What the task asks:
Write out, unchanged, the lines from the one holding "Type out the text in this image." to the close of the listing. Both the first and last lines belong in it.

---

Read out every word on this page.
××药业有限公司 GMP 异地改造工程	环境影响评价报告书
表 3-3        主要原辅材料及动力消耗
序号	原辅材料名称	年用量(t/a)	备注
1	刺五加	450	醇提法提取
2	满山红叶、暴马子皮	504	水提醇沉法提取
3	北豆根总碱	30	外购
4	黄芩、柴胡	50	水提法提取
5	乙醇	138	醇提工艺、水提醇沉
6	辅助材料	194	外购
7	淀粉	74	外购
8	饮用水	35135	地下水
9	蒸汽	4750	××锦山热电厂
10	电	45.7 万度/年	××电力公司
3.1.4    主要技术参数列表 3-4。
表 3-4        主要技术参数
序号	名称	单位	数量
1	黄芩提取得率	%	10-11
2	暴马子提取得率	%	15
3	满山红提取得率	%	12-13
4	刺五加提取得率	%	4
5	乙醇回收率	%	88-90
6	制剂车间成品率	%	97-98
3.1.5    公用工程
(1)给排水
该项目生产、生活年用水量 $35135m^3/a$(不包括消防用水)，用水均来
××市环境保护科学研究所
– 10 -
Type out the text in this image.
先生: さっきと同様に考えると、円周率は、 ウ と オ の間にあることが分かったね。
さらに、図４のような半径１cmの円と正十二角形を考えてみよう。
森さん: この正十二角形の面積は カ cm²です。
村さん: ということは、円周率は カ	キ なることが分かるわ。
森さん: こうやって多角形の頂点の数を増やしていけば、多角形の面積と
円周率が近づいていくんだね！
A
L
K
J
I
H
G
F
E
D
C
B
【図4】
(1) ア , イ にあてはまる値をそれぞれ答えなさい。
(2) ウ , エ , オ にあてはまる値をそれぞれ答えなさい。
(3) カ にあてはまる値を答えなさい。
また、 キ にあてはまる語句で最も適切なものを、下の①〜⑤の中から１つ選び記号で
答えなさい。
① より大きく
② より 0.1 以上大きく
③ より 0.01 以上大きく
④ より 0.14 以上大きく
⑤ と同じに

---

Written response:
Type out the text in this image.
先生: さっきと同様に考えると、円周率は、 ウ と オ の間にあることが分かったね。
さらに、図４のような半径１cmの円と正十二角形を考えてみよう。
森さん: この正十二角形の面積は カ cm²です。
村さん: ということは、円周率は カ	キ なることが分かるわ。
森さん: こうやって多角形の頂点の数を増やしていけば、多角形の面積と
円周率が近づいていくんだね！
A
L
K
J
I
H
G
F
E
D
C
B
【図4】
(1) ア , イ にあてはまる値をそれぞれ答えなさい。
(2) ウ , エ , オ にあてはまる値をそれぞれ答えなさい。
(3) カ にあてはまる値を答えなさい。
また、 キ にあてはまる語句で最も適切なものを、下の①〜⑤の中から１つ選び記号で
答えなさい。
① より大きく
② より 0.1 以上大きく
③ より 0.01 以上大きく
④ より 0.14 以上大きく
⑤ と同じに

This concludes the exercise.